- [YOUR INSTRUCTIONS]:
Every entry that follows should be repeated exactly; drop the images.

[Records about charts and figures]
━━━━━━━━━━━━━━━━━━━━

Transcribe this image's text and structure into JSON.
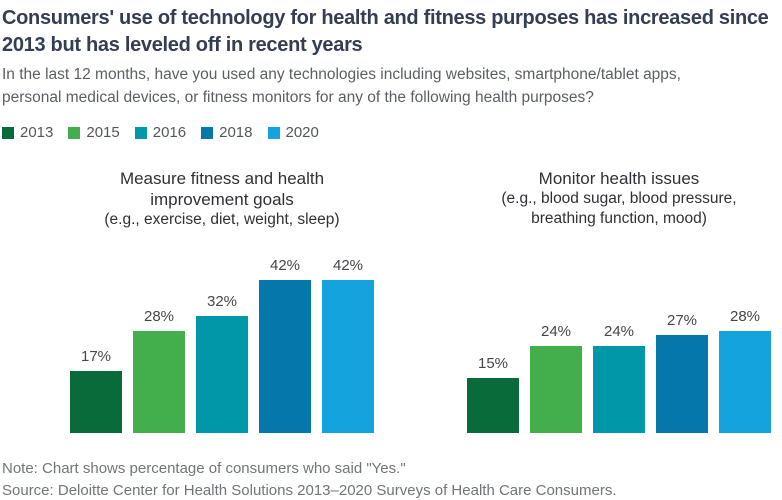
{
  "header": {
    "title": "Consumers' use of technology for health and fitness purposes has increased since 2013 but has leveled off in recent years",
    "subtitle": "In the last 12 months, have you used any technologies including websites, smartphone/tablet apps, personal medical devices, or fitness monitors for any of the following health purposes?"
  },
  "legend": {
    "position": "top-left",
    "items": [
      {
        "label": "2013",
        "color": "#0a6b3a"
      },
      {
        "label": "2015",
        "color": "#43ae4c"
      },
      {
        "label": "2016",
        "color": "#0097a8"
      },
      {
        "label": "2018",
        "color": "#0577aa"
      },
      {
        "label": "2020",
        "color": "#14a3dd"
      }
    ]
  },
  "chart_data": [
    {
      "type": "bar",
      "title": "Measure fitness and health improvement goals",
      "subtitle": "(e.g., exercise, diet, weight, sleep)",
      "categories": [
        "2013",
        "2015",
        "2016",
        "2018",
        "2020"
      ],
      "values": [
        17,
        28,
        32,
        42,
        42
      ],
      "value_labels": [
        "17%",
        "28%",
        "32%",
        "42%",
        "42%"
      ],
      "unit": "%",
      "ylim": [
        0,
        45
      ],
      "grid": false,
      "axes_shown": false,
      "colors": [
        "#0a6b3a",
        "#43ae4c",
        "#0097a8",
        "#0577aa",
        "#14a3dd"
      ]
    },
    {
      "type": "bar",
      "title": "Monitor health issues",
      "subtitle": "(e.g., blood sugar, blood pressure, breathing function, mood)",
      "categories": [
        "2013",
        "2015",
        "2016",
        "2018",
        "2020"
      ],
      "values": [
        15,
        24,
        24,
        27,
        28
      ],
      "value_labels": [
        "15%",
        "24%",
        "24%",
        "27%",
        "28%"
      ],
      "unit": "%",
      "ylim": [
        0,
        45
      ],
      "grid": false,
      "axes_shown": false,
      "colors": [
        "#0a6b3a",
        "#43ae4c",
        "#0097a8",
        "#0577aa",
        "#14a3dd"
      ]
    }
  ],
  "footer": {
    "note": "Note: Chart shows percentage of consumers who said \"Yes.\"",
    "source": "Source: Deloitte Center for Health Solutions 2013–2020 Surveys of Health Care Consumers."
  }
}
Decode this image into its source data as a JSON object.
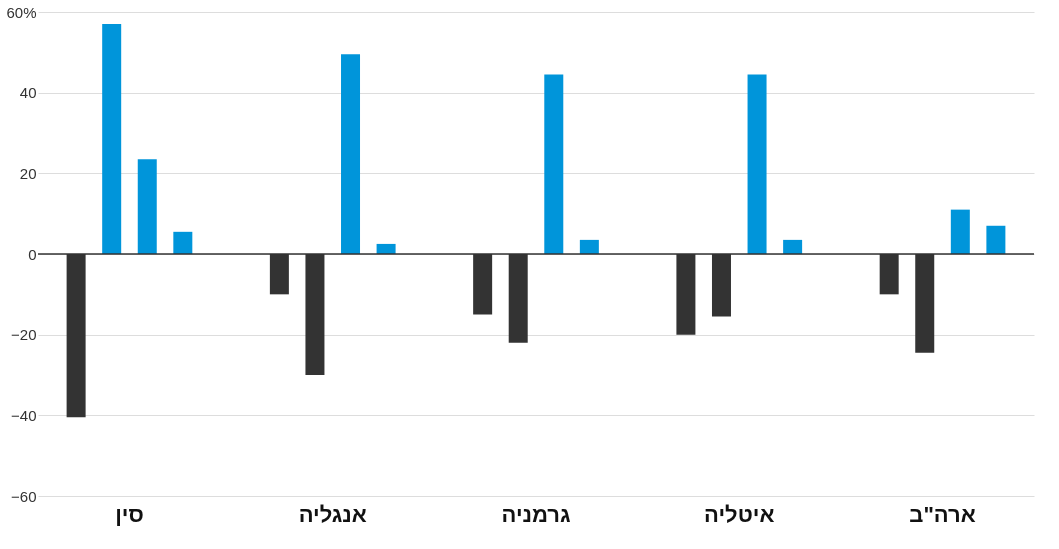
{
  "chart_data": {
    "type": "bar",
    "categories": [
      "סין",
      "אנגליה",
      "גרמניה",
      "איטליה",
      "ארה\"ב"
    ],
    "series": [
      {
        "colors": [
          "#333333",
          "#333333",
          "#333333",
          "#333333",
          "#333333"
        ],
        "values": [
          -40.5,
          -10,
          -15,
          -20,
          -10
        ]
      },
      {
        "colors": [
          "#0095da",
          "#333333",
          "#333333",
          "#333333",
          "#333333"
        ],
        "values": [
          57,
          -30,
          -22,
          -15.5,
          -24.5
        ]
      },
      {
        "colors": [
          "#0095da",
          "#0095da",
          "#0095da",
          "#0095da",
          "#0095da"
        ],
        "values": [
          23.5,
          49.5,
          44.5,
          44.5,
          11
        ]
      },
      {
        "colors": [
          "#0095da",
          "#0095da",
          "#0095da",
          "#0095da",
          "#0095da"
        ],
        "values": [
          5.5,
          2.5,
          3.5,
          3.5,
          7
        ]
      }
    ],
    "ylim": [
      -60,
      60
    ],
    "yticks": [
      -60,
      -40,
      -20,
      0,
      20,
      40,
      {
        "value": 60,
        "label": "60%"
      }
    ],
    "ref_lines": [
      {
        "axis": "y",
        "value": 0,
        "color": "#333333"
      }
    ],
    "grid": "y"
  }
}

━━━━━━━━━━━━━━━━━━━━

- [EXERCISE SOLUTION]:
Transcribe this image's text and structure into JSON.
{
  "header": {
    "title": "Consumers' use of technology for health and fitness purposes has increased since 2013 but has leveled off in recent years",
    "subtitle": "In the last 12 months, have you used any technologies including websites, smartphone/tablet apps, personal medical devices, or fitness monitors for any of the following health purposes?"
  },
  "legend": {
    "position": "top-left",
    "items": [
      {
        "label": "2013",
        "color": "#0a6b3a"
      },
      {
        "label": "2015",
        "color": "#43ae4c"
      },
      {
        "label": "2016",
        "color": "#0097a8"
      },
      {
        "label": "2018",
        "color": "#0577aa"
      },
      {
        "label": "2020",
        "color": "#14a3dd"
      }
    ]
  },
  "chart_data": [
    {
      "type": "bar",
      "title": "Measure fitness and health improvement goals",
      "subtitle": "(e.g., exercise, diet, weight, sleep)",
      "categories": [
        "2013",
        "2015",
        "2016",
        "2018",
        "2020"
      ],
      "values": [
        17,
        28,
        32,
        42,
        42
      ],
      "value_labels": [
        "17%",
        "28%",
        "32%",
        "42%",
        "42%"
      ],
      "unit": "%",
      "ylim": [
        0,
        45
      ],
      "grid": false,
      "axes_shown": false,
      "colors": [
        "#0a6b3a",
        "#43ae4c",
        "#0097a8",
        "#0577aa",
        "#14a3dd"
      ]
    },
    {
      "type": "bar",
      "title": "Monitor health issues",
      "subtitle": "(e.g., blood sugar, blood pressure, breathing function, mood)",
      "categories": [
        "2013",
        "2015",
        "2016",
        "2018",
        "2020"
      ],
      "values": [
        15,
        24,
        24,
        27,
        28
      ],
      "value_labels": [
        "15%",
        "24%",
        "24%",
        "27%",
        "28%"
      ],
      "unit": "%",
      "ylim": [
        0,
        45
      ],
      "grid": false,
      "axes_shown": false,
      "colors": [
        "#0a6b3a",
        "#43ae4c",
        "#0097a8",
        "#0577aa",
        "#14a3dd"
      ]
    }
  ],
  "footer": {
    "note": "Note: Chart shows percentage of consumers who said \"Yes.\"",
    "source": "Source: Deloitte Center for Health Solutions 2013–2020 Surveys of Health Care Consumers."
  }
}
Decode this image into its source data as a JSON object.
{
  "chart_data": {
    "type": "bar",
    "categories": [
      "סין",
      "אנגליה",
      "גרמניה",
      "איטליה",
      "ארה\"ב"
    ],
    "series": [
      {
        "colors": [
          "#333333",
          "#333333",
          "#333333",
          "#333333",
          "#333333"
        ],
        "values": [
          -40.5,
          -10,
          -15,
          -20,
          -10
        ]
      },
      {
        "colors": [
          "#0095da",
          "#333333",
          "#333333",
          "#333333",
          "#333333"
        ],
        "values": [
          57,
          -30,
          -22,
          -15.5,
          -24.5
        ]
      },
      {
        "colors": [
          "#0095da",
          "#0095da",
          "#0095da",
          "#0095da",
          "#0095da"
        ],
        "values": [
          23.5,
          49.5,
          44.5,
          44.5,
          11
        ]
      },
      {
        "colors": [
          "#0095da",
          "#0095da",
          "#0095da",
          "#0095da",
          "#0095da"
        ],
        "values": [
          5.5,
          2.5,
          3.5,
          3.5,
          7
        ]
      }
    ],
    "ylim": [
      -60,
      60
    ],
    "yticks": [
      -60,
      -40,
      -20,
      0,
      20,
      40,
      {
        "value": 60,
        "label": "60%"
      }
    ],
    "ref_lines": [
      {
        "axis": "y",
        "value": 0,
        "color": "#333333"
      }
    ],
    "grid": "y"
  }
}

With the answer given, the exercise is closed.